**GIVEN EXERCISE:** Everything from the line containing "Read this page and output its text content." through the last line of the data below is to be retyped exactly, apart from the pictures.

**Saved entries:**
start
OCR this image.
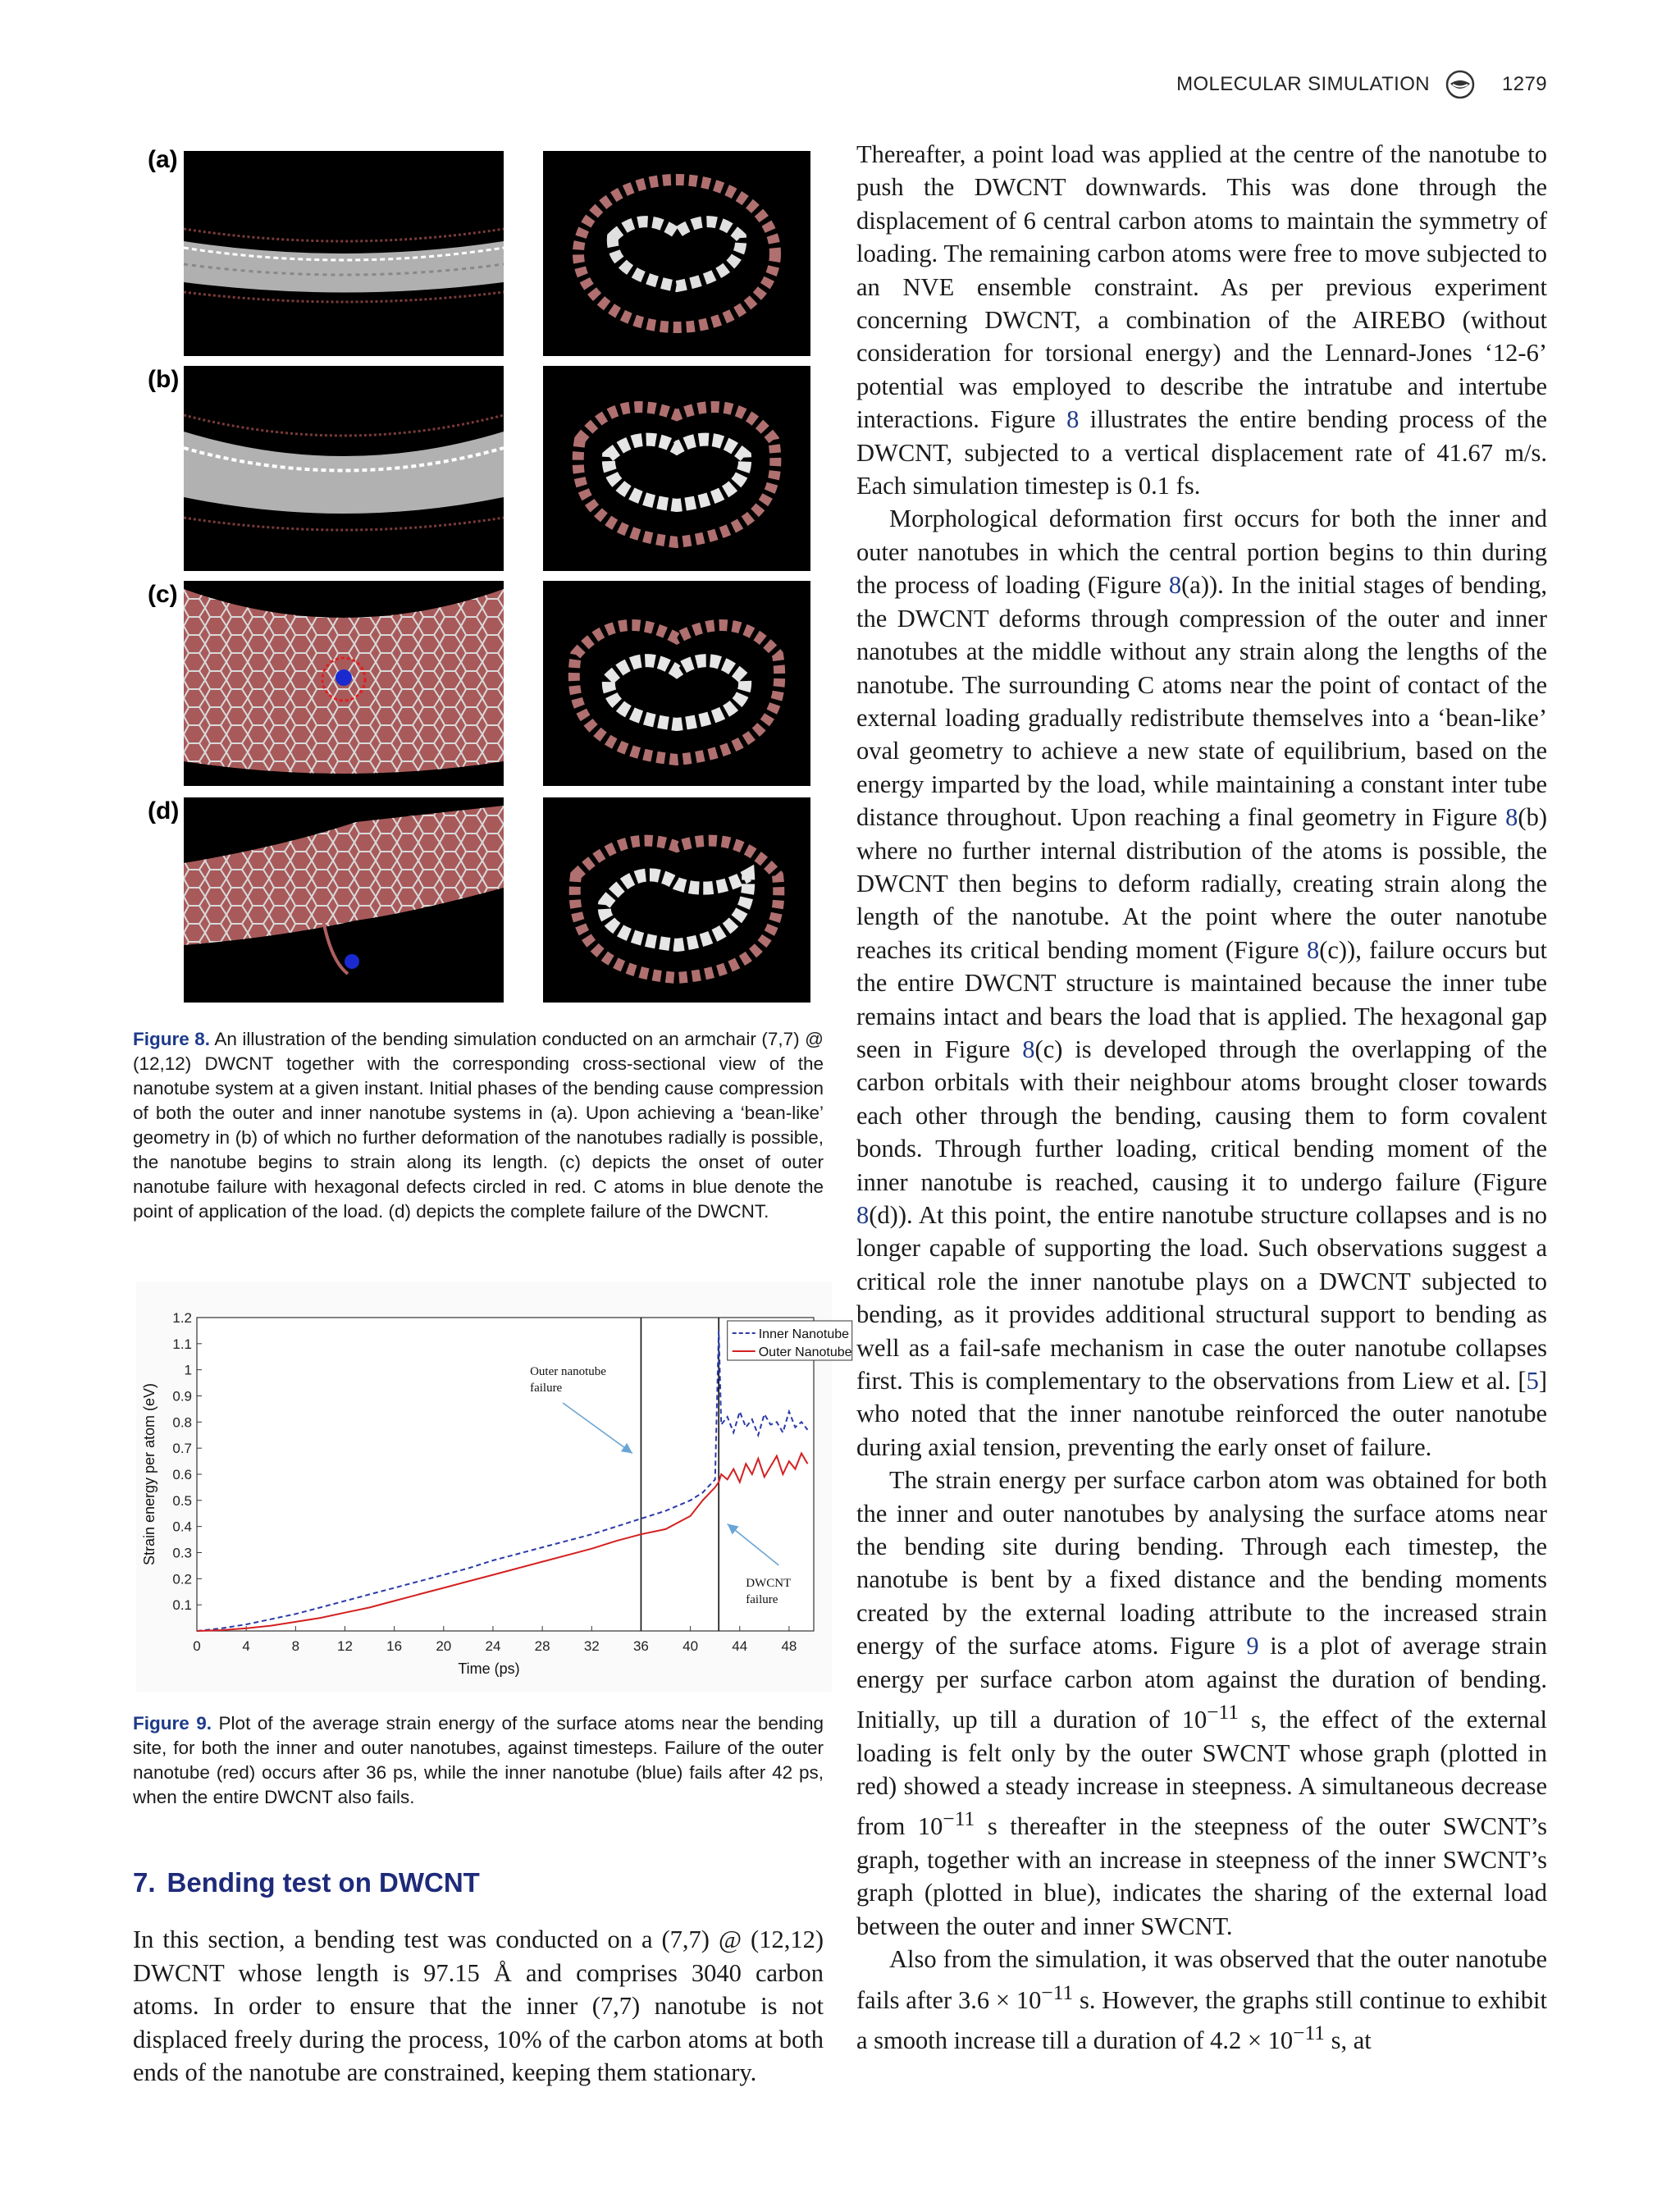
MOLECULAR SIMULATION	1279
(a)
(b)
(c)
(d)
Figure 8. An illustration of the bending simulation conducted on an armchair (7,7) @ (12,12) DWCNT together with the corresponding cross-sectional view of the nanotube system at a given instant. Initial phases of the bending cause compression of both the outer and inner nanotube systems in (a). Upon achieving a ‘bean-like’ geometry in (b) of which no further deformation of the nanotubes radially is possible, the nanotube begins to strain along its length. (c) depicts the onset of outer nanotube failure with hexagonal defects circled in red. C atoms in blue denote the point of application of the load. (d) depicts the complete failure of the DWCNT.
0	4	8	12 16 20 24 28 32 36 40 44 48
0.1
0.2
0.3
0.4
0.5
0.6
0.7
0.8
0.9
1
1.1
1.2
Time (ps)
Strain energy per atom (eV)
Outer nanotube
failure
DWCNT
failure
Inner Nanotube
Outer Nanotube
Figure 9. Plot of the average strain energy of the surface atoms near the bending site, for both the inner and outer nanotubes, against timesteps. Failure of the outer nanotube (red) occurs after 36 ps, while the inner nanotube (blue) fails after 42 ps, when the entire DWCNT also fails.
7. Bending test on DWCNT

In this section, a bending test was conducted on a (7,7) @ (12,12) DWCNT whose length is 97.15 Å and comprises 3040 carbon atoms. In order to ensure that the inner (7,7) nanotube is not displaced freely during the process, 10% of the carbon atoms at both ends of the nanotube are constrained, keeping them stationary.

Thereafter, a point load was applied at the centre of the nanotube to push the DWCNT downwards. This was done through the displacement of 6 central carbon atoms to maintain the symmetry of loading. The remaining carbon atoms were free to move subjected to an NVE ensemble constraint. As per previous experiment concerning DWCNT, a combination of the AIREBO (without consideration for torsional energy) and the Lennard-Jones ‘12-6’ potential was employed to describe the intratube and intertube interactions. Figure 8 illustrates the entire bending process of the DWCNT, subjected to a vertical displacement rate of 41.67 m/s. Each simulation timestep is 0.1 fs.

Morphological deformation first occurs for both the inner and outer nanotubes in which the central portion begins to thin during the process of loading (Figure 8(a)). In the initial stages of bending, the DWCNT deforms through compression of the outer and inner nanotubes at the middle without any strain along the lengths of the nanotube. The surrounding C atoms near the point of contact of the external loading gradually redistribute themselves into a ‘bean-like’ oval geometry to achieve a new state of equilibrium, based on the energy imparted by the load, while maintaining a constant inter tube distance throughout. Upon reaching a final geometry in Figure 8(b) where no further internal distribution of the atoms is possible, the DWCNT then begins to deform radially, creating strain along the length of the nanotube. At the point where the outer nanotube reaches its critical bending moment (Figure 8(c)), failure occurs but the entire DWCNT structure is maintained because the inner tube remains intact and bears the load that is applied. The hexagonal gap seen in Figure 8(c) is developed through the overlapping of the carbon orbitals with their neighbour atoms brought closer towards each other through the bending, causing them to form covalent bonds. Through further loading, critical bending moment of the inner nanotube is reached, causing it to undergo failure (Figure 8(d)). At this point, the entire nanotube structure collapses and is no longer capable of supporting the load. Such observations suggest a critical role the inner nanotube plays on a DWCNT subjected to bending, as it provides additional structural support to bending as well as a fail-safe mechanism in case the outer nanotube collapses first. This is complementary to the observations from Liew et al. [5] who noted that the inner nanotube reinforced the outer nanotube during axial tension, preventing the early onset of failure.

The strain energy per surface carbon atom was obtained for both the inner and outer nanotubes by analysing the surface atoms near the bending site during bending. Through each timestep, the nanotube is bent by a fixed distance and the bending moments created by the external loading attribute to the increased strain energy of the surface atoms. Figure 9 is a plot of average strain energy per surface carbon atom against the duration of bending. Initially, up till a duration of $10^{-11}$ s, the effect of the external loading is felt only by the outer SWCNT whose graph (plotted in red) showed a steady increase in steepness. A simultaneous decrease from $10^{-11}$ s thereafter in the steepness of the outer SWCNT’s graph, together with an increase in steepness of the inner SWCNT’s graph (plotted in blue), indicates the sharing of the external load between the outer and inner SWCNT.

Also from the simulation, it was observed that the outer nanotube fails after $3.6 \times 10^{-11}$ s. However, the graphs still continue to exhibit a smooth increase till a duration of $4.2 \times 10^{-11}$ s, at
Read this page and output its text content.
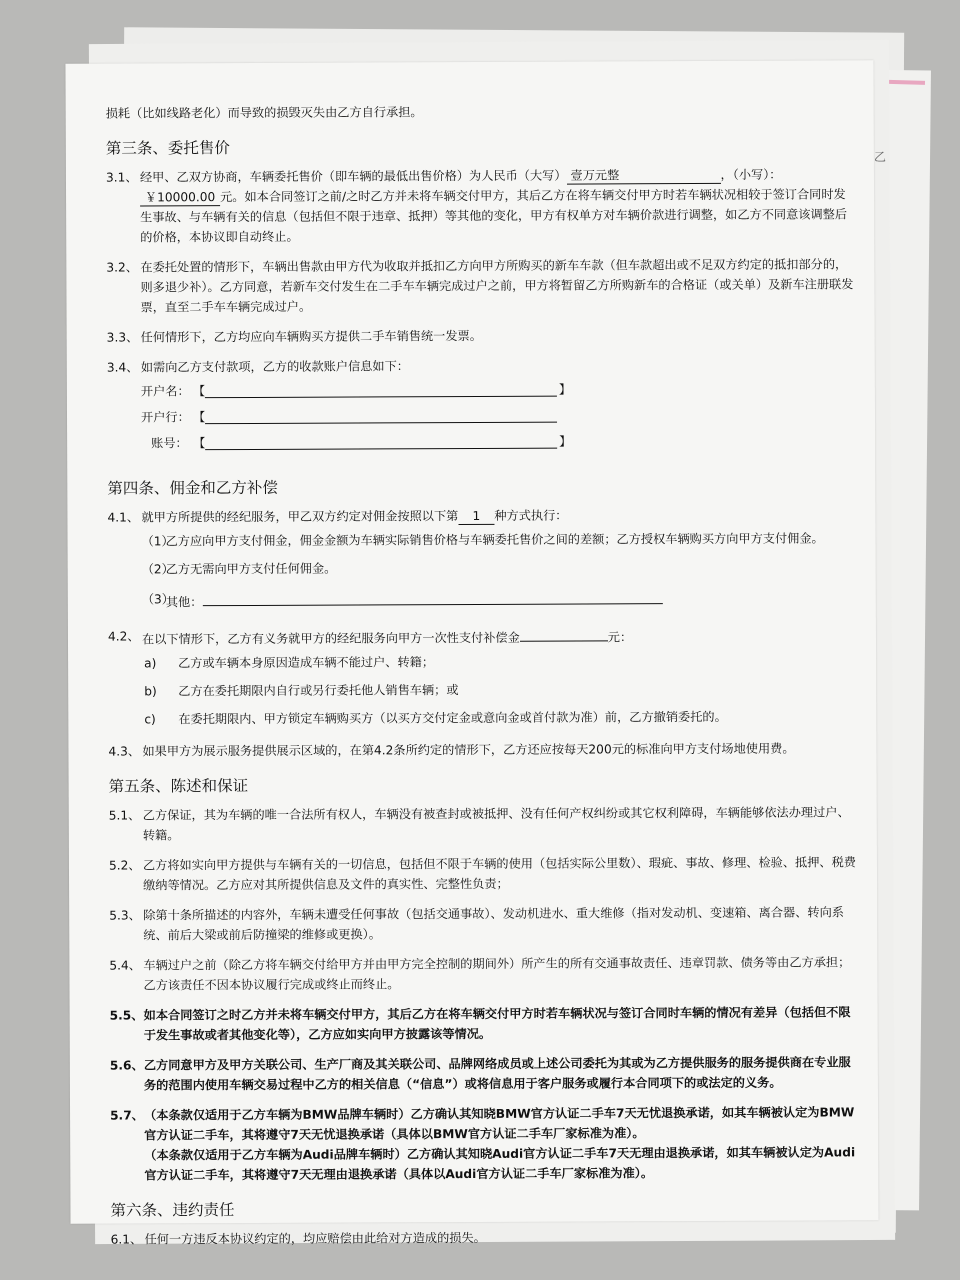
乙

损耗（比如线路老化）而导致的损毁灭失由乙方自行承担。

第三条、委托售价
3.1、 经甲、乙双方协商，车辆委托售价（即车辆的最低出售价格）为人民币（大写） 壹万元整	，（小写）：
￥10000.00 元。如本合同签订之前/之时乙方并未将车辆交付甲方，其后乙方在将车辆交付甲方时若车辆状况相较于签订合同时发生事故、与车辆有关的信息（包括但不限于违章、抵押）等其他的变化，甲方有权单方对车辆价款进行调整，如乙方不同意该调整后的价格，本协议即自动终止。
3.2、 在委托处置的情形下，车辆出售款由甲方代为收取并抵扣乙方向甲方所购买的新车车款（但车款超出或不足双方约定的抵扣部分的，则多退少补）。乙方同意，若新车交付发生在二手车车辆完成过户之前，甲方将暂留乙方所购新车的合格证（或关单）及新车注册联发票，直至二手车车辆完成过户。
3.3、 任何情形下，乙方均应向车辆购买方提供二手车销售统一发票。
3.4、 如需向乙方支付款项，乙方的收款账户信息如下：
开户名： 【	】
开户行： 【
账号： 【	】
第四条、佣金和乙方补偿
4.1、 就甲方所提供的经纪服务，甲乙双方约定对佣金按照以下第 1 种方式执行：
（1）
乙方应向甲方支付佣金，佣金金额为车辆实际销售价格与车辆委托售价之间的差额；乙方授权车辆购买方向甲方支付佣金。
（2）
乙方无需向甲方支付任何佣金。
（3）
其他：
4.2、 在以下情形下，乙方有义务就甲方的经纪服务向甲方一次性支付补偿金	元：
a) 乙方或车辆本身原因造成车辆不能过户、转籍；
b) 乙方在委托期限内自行或另行委托他人销售车辆；或
c) 在委托期限内、甲方锁定车辆购买方（以买方交付定金或意向金或首付款为准）前，乙方撤销委托的。
4.3、 如果甲方为展示服务提供展示区域的，在第4.2条所约定的情形下，乙方还应按每天200元的标准向甲方支付场地使用费。
第五条、陈述和保证
5.1、 乙方保证，其为车辆的唯一合法所有权人，车辆没有被查封或被抵押、没有任何产权纠纷或其它权利障碍，车辆能够依法办理过户、转籍。
5.2、 乙方将如实向甲方提供与车辆有关的一切信息，包括但不限于车辆的使用（包括实际公里数）、瑕疵、事故、修理、检验、抵押、税费缴纳等情况。乙方应对其所提供信息及文件的真实性、完整性负责；
5.3、 除第十条所描述的内容外，车辆未遭受任何事故（包括交通事故）、发动机进水、重大维修（指对发动机、变速箱、离合器、转向系统、前后大梁或前后防撞梁的维修或更换）。
5.4、 车辆过户之前（除乙方将车辆交付给甲方并由甲方完全控制的期间外）所产生的所有交通事故责任、违章罚款、债务等由乙方承担；乙方该责任不因本协议履行完成或终止而终止。
5.5、 如本合同签订之时乙方并未将车辆交付甲方，其后乙方在将车辆交付甲方时若车辆状况与签订合同时车辆的情况有差异（包括但不限于发生事故或者其他变化等），乙方应如实向甲方披露该等情况。
5.6、 乙方同意甲方及甲方关联公司、生产厂商及其关联公司、品牌网络成员或上述公司委托为其或为乙方提供服务的服务提供商在专业服务的范围内使用车辆交易过程中乙方的相关信息（“信息”）或将信息用于客户服务或履行本合同项下的或法定的义务。
5.7、 （本条款仅适用于乙方车辆为BMW品牌车辆时）乙方确认其知晓BMW官方认证二手车7天无忧退换承诺，如其车辆被认定为BMW官方认证二手车，其将遵守7天无忧退换承诺（具体以BMW官方认证二手车厂家标准为准）。
（本条款仅适用于乙方车辆为Audi品牌车辆时）乙方确认其知晓Audi官方认证二手车7天无理由退换承诺，如其车辆被认定为Audi官方认证二手车，其将遵守7天无理由退换承诺（具体以Audi官方认证二手车厂家标准为准）。
第六条、违约责任
6.1、 任何一方违反本协议约定的，均应赔偿由此给对方造成的损失。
end
**REPLY:**
Read this page and output its text content.
乙

损耗（比如线路老化）而导致的损毁灭失由乙方自行承担。

第三条、委托售价
3.1、 经甲、乙双方协商，车辆委托售价（即车辆的最低出售价格）为人民币（大写） 壹万元整	，（小写）：
￥10000.00 元。如本合同签订之前/之时乙方并未将车辆交付甲方，其后乙方在将车辆交付甲方时若车辆状况相较于签订合同时发生事故、与车辆有关的信息（包括但不限于违章、抵押）等其他的变化，甲方有权单方对车辆价款进行调整，如乙方不同意该调整后的价格，本协议即自动终止。
3.2、 在委托处置的情形下，车辆出售款由甲方代为收取并抵扣乙方向甲方所购买的新车车款（但车款超出或不足双方约定的抵扣部分的，则多退少补）。乙方同意，若新车交付发生在二手车车辆完成过户之前，甲方将暂留乙方所购新车的合格证（或关单）及新车注册联发票，直至二手车车辆完成过户。
3.3、 任何情形下，乙方均应向车辆购买方提供二手车销售统一发票。
3.4、 如需向乙方支付款项，乙方的收款账户信息如下：
开户名： 【	】
开户行： 【
账号： 【	】
第四条、佣金和乙方补偿
4.1、 就甲方所提供的经纪服务，甲乙双方约定对佣金按照以下第 1 种方式执行：
（1）
乙方应向甲方支付佣金，佣金金额为车辆实际销售价格与车辆委托售价之间的差额；乙方授权车辆购买方向甲方支付佣金。
（2）
乙方无需向甲方支付任何佣金。
（3）
其他：
4.2、 在以下情形下，乙方有义务就甲方的经纪服务向甲方一次性支付补偿金	元：
a) 乙方或车辆本身原因造成车辆不能过户、转籍；
b) 乙方在委托期限内自行或另行委托他人销售车辆；或
c) 在委托期限内、甲方锁定车辆购买方（以买方交付定金或意向金或首付款为准）前，乙方撤销委托的。
4.3、 如果甲方为展示服务提供展示区域的，在第4.2条所约定的情形下，乙方还应按每天200元的标准向甲方支付场地使用费。
第五条、陈述和保证
5.1、 乙方保证，其为车辆的唯一合法所有权人，车辆没有被查封或被抵押、没有任何产权纠纷或其它权利障碍，车辆能够依法办理过户、转籍。
5.2、 乙方将如实向甲方提供与车辆有关的一切信息，包括但不限于车辆的使用（包括实际公里数）、瑕疵、事故、修理、检验、抵押、税费缴纳等情况。乙方应对其所提供信息及文件的真实性、完整性负责；
5.3、 除第十条所描述的内容外，车辆未遭受任何事故（包括交通事故）、发动机进水、重大维修（指对发动机、变速箱、离合器、转向系统、前后大梁或前后防撞梁的维修或更换）。
5.4、 车辆过户之前（除乙方将车辆交付给甲方并由甲方完全控制的期间外）所产生的所有交通事故责任、违章罚款、债务等由乙方承担；乙方该责任不因本协议履行完成或终止而终止。
5.5、 如本合同签订之时乙方并未将车辆交付甲方，其后乙方在将车辆交付甲方时若车辆状况与签订合同时车辆的情况有差异（包括但不限于发生事故或者其他变化等），乙方应如实向甲方披露该等情况。
5.6、 乙方同意甲方及甲方关联公司、生产厂商及其关联公司、品牌网络成员或上述公司委托为其或为乙方提供服务的服务提供商在专业服务的范围内使用车辆交易过程中乙方的相关信息（“信息”）或将信息用于客户服务或履行本合同项下的或法定的义务。
5.7、 （本条款仅适用于乙方车辆为BMW品牌车辆时）乙方确认其知晓BMW官方认证二手车7天无忧退换承诺，如其车辆被认定为BMW官方认证二手车，其将遵守7天无忧退换承诺（具体以BMW官方认证二手车厂家标准为准）。
（本条款仅适用于乙方车辆为Audi品牌车辆时）乙方确认其知晓Audi官方认证二手车7天无理由退换承诺，如其车辆被认定为Audi官方认证二手车，其将遵守7天无理由退换承诺（具体以Audi官方认证二手车厂家标准为准）。
第六条、违约责任
6.1、 任何一方违反本协议约定的，均应赔偿由此给对方造成的损失。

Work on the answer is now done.